TASK: Copy out all the records exactly.

Records from a collection:
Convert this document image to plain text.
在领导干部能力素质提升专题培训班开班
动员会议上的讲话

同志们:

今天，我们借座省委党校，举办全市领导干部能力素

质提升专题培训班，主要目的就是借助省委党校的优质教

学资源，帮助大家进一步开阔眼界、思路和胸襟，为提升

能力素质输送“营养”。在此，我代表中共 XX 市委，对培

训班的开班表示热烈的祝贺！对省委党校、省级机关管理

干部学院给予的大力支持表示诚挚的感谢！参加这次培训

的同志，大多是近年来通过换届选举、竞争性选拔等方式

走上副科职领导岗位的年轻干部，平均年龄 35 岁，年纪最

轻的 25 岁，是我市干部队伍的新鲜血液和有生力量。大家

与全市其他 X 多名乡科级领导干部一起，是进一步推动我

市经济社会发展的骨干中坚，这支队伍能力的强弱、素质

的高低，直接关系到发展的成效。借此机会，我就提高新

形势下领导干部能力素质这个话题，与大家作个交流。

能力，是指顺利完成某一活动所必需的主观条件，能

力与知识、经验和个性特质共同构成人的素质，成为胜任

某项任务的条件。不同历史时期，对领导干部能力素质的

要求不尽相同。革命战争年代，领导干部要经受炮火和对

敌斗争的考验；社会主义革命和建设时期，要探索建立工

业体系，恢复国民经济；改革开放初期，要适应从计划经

ANSWER TO THIS TASK:
Convert this document image to plain text.
在领导干部能力素质提升专题培训班开班
动员会议上的讲话

同志们:

今天，我们借座省委党校，举办全市领导干部能力素

质提升专题培训班，主要目的就是借助省委党校的优质教

学资源，帮助大家进一步开阔眼界、思路和胸襟，为提升

能力素质输送“营养”。在此，我代表中共 XX 市委，对培

训班的开班表示热烈的祝贺！对省委党校、省级机关管理

干部学院给予的大力支持表示诚挚的感谢！参加这次培训

的同志，大多是近年来通过换届选举、竞争性选拔等方式

走上副科职领导岗位的年轻干部，平均年龄 35 岁，年纪最

轻的 25 岁，是我市干部队伍的新鲜血液和有生力量。大家

与全市其他 X 多名乡科级领导干部一起，是进一步推动我

市经济社会发展的骨干中坚，这支队伍能力的强弱、素质

的高低，直接关系到发展的成效。借此机会，我就提高新

形势下领导干部能力素质这个话题，与大家作个交流。

能力，是指顺利完成某一活动所必需的主观条件，能

力与知识、经验和个性特质共同构成人的素质，成为胜任

某项任务的条件。不同历史时期，对领导干部能力素质的

要求不尽相同。革命战争年代，领导干部要经受炮火和对

敌斗争的考验；社会主义革命和建设时期，要探索建立工

业体系，恢复国民经济；改革开放初期，要适应从计划经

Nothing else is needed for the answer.